-- Problem requirements --
Write every record out again exactly, and keep images out of it.

-- Dataset --

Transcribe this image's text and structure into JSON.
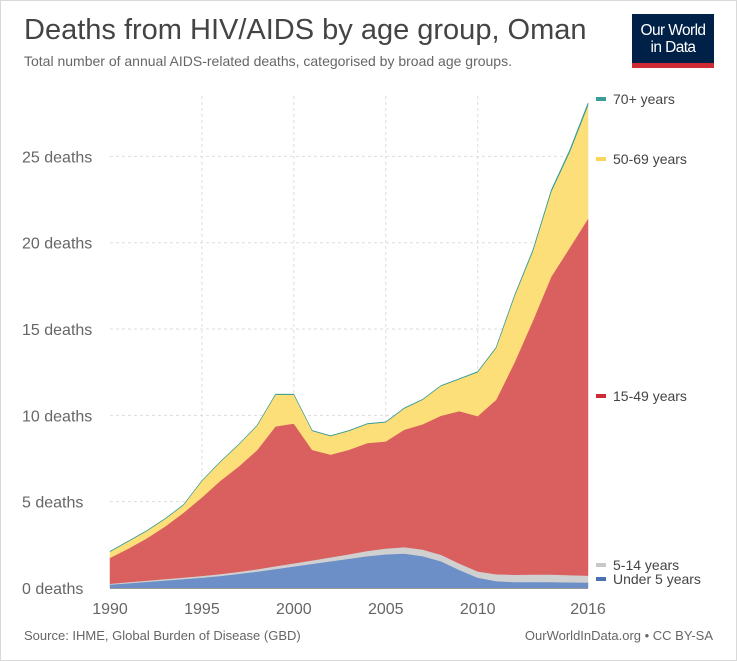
{
  "header": {
    "title": "Deaths from HIV/AIDS by age group, Oman",
    "subtitle": "Total number of annual AIDS-related deaths, categorised by broad age groups."
  },
  "logo": {
    "line1": "Our World",
    "line2": "in Data"
  },
  "footer": {
    "source": "Source: IHME, Global Burden of Disease (GBD)",
    "license": "OurWorldInData.org • CC BY-SA"
  },
  "chart_data": {
    "type": "area",
    "stacked": true,
    "x": [
      1990,
      1991,
      1992,
      1993,
      1994,
      1995,
      1996,
      1997,
      1998,
      1999,
      2000,
      2001,
      2002,
      2003,
      2004,
      2005,
      2006,
      2007,
      2008,
      2009,
      2010,
      2011,
      2012,
      2013,
      2014,
      2015,
      2016
    ],
    "series": [
      {
        "name": "Under 5 years",
        "color": "#6d8fc8",
        "legend_color": "#4a72b3",
        "values": [
          0.2,
          0.28,
          0.36,
          0.44,
          0.52,
          0.6,
          0.7,
          0.82,
          0.95,
          1.1,
          1.25,
          1.4,
          1.55,
          1.7,
          1.85,
          1.95,
          2.0,
          1.85,
          1.55,
          1.05,
          0.6,
          0.4,
          0.35,
          0.35,
          0.35,
          0.33,
          0.32
        ]
      },
      {
        "name": "5-14 years",
        "color": "#d0d0d0",
        "legend_color": "#c8c8c8",
        "values": [
          0.05,
          0.06,
          0.07,
          0.08,
          0.09,
          0.1,
          0.11,
          0.12,
          0.14,
          0.16,
          0.18,
          0.2,
          0.23,
          0.26,
          0.3,
          0.34,
          0.37,
          0.38,
          0.38,
          0.37,
          0.36,
          0.4,
          0.42,
          0.43,
          0.43,
          0.42,
          0.4
        ]
      },
      {
        "name": "15-49 years",
        "color": "#d9605f",
        "legend_color": "#cf2b34",
        "values": [
          1.5,
          1.95,
          2.45,
          3.05,
          3.75,
          4.55,
          5.4,
          6.1,
          6.9,
          8.1,
          8.1,
          6.4,
          5.95,
          6.05,
          6.25,
          6.2,
          6.8,
          7.25,
          8.05,
          8.83,
          9.0,
          10.1,
          12.3,
          14.7,
          17.25,
          18.95,
          20.68
        ]
      },
      {
        "name": "50-69 years",
        "color": "#fddf79",
        "legend_color": "#fbd65b",
        "values": [
          0.35,
          0.41,
          0.42,
          0.43,
          0.44,
          0.95,
          1.09,
          1.26,
          1.41,
          1.84,
          1.67,
          1.1,
          1.07,
          1.09,
          1.1,
          1.11,
          1.23,
          1.42,
          1.72,
          1.85,
          2.54,
          3.0,
          3.83,
          4.02,
          4.92,
          5.54,
          6.55
        ]
      },
      {
        "name": "70+ years",
        "color": "#3a9d96",
        "legend_color": "#3a9d96",
        "values": [
          0.03,
          0.03,
          0.03,
          0.03,
          0.03,
          0.03,
          0.03,
          0.03,
          0.03,
          0.03,
          0.03,
          0.03,
          0.03,
          0.03,
          0.03,
          0.03,
          0.03,
          0.03,
          0.03,
          0.03,
          0.04,
          0.05,
          0.06,
          0.08,
          0.1,
          0.12,
          0.15
        ]
      }
    ],
    "y_ticks": [
      0,
      5,
      10,
      15,
      20,
      25
    ],
    "y_tick_labels": [
      "0 deaths",
      "5 deaths",
      "10 deaths",
      "15 deaths",
      "20 deaths",
      "25 deaths"
    ],
    "x_ticks": [
      1990,
      1995,
      2000,
      2005,
      2010,
      2016
    ],
    "x_tick_labels": [
      "1990",
      "1995",
      "2000",
      "2005",
      "2010",
      "2016"
    ],
    "xlim": [
      1990,
      2016
    ],
    "ylim": [
      0,
      28.5
    ],
    "grid": "dashed",
    "legend_placement": "right"
  }
}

-- Solution --
Transcribe this image's text and structure into JSON.
{
  "header": {
    "title": "Deaths from HIV/AIDS by age group, Oman",
    "subtitle": "Total number of annual AIDS-related deaths, categorised by broad age groups."
  },
  "logo": {
    "line1": "Our World",
    "line2": "in Data"
  },
  "footer": {
    "source": "Source: IHME, Global Burden of Disease (GBD)",
    "license": "OurWorldInData.org • CC BY-SA"
  },
  "chart_data": {
    "type": "area",
    "stacked": true,
    "x": [
      1990,
      1991,
      1992,
      1993,
      1994,
      1995,
      1996,
      1997,
      1998,
      1999,
      2000,
      2001,
      2002,
      2003,
      2004,
      2005,
      2006,
      2007,
      2008,
      2009,
      2010,
      2011,
      2012,
      2013,
      2014,
      2015,
      2016
    ],
    "series": [
      {
        "name": "Under 5 years",
        "color": "#6d8fc8",
        "legend_color": "#4a72b3",
        "values": [
          0.2,
          0.28,
          0.36,
          0.44,
          0.52,
          0.6,
          0.7,
          0.82,
          0.95,
          1.1,
          1.25,
          1.4,
          1.55,
          1.7,
          1.85,
          1.95,
          2.0,
          1.85,
          1.55,
          1.05,
          0.6,
          0.4,
          0.35,
          0.35,
          0.35,
          0.33,
          0.32
        ]
      },
      {
        "name": "5-14 years",
        "color": "#d0d0d0",
        "legend_color": "#c8c8c8",
        "values": [
          0.05,
          0.06,
          0.07,
          0.08,
          0.09,
          0.1,
          0.11,
          0.12,
          0.14,
          0.16,
          0.18,
          0.2,
          0.23,
          0.26,
          0.3,
          0.34,
          0.37,
          0.38,
          0.38,
          0.37,
          0.36,
          0.4,
          0.42,
          0.43,
          0.43,
          0.42,
          0.4
        ]
      },
      {
        "name": "15-49 years",
        "color": "#d9605f",
        "legend_color": "#cf2b34",
        "values": [
          1.5,
          1.95,
          2.45,
          3.05,
          3.75,
          4.55,
          5.4,
          6.1,
          6.9,
          8.1,
          8.1,
          6.4,
          5.95,
          6.05,
          6.25,
          6.2,
          6.8,
          7.25,
          8.05,
          8.83,
          9.0,
          10.1,
          12.3,
          14.7,
          17.25,
          18.95,
          20.68
        ]
      },
      {
        "name": "50-69 years",
        "color": "#fddf79",
        "legend_color": "#fbd65b",
        "values": [
          0.35,
          0.41,
          0.42,
          0.43,
          0.44,
          0.95,
          1.09,
          1.26,
          1.41,
          1.84,
          1.67,
          1.1,
          1.07,
          1.09,
          1.1,
          1.11,
          1.23,
          1.42,
          1.72,
          1.85,
          2.54,
          3.0,
          3.83,
          4.02,
          4.92,
          5.54,
          6.55
        ]
      },
      {
        "name": "70+ years",
        "color": "#3a9d96",
        "legend_color": "#3a9d96",
        "values": [
          0.03,
          0.03,
          0.03,
          0.03,
          0.03,
          0.03,
          0.03,
          0.03,
          0.03,
          0.03,
          0.03,
          0.03,
          0.03,
          0.03,
          0.03,
          0.03,
          0.03,
          0.03,
          0.03,
          0.03,
          0.04,
          0.05,
          0.06,
          0.08,
          0.1,
          0.12,
          0.15
        ]
      }
    ],
    "y_ticks": [
      0,
      5,
      10,
      15,
      20,
      25
    ],
    "y_tick_labels": [
      "0 deaths",
      "5 deaths",
      "10 deaths",
      "15 deaths",
      "20 deaths",
      "25 deaths"
    ],
    "x_ticks": [
      1990,
      1995,
      2000,
      2005,
      2010,
      2016
    ],
    "x_tick_labels": [
      "1990",
      "1995",
      "2000",
      "2005",
      "2010",
      "2016"
    ],
    "xlim": [
      1990,
      2016
    ],
    "ylim": [
      0,
      28.5
    ],
    "grid": "dashed",
    "legend_placement": "right"
  }
}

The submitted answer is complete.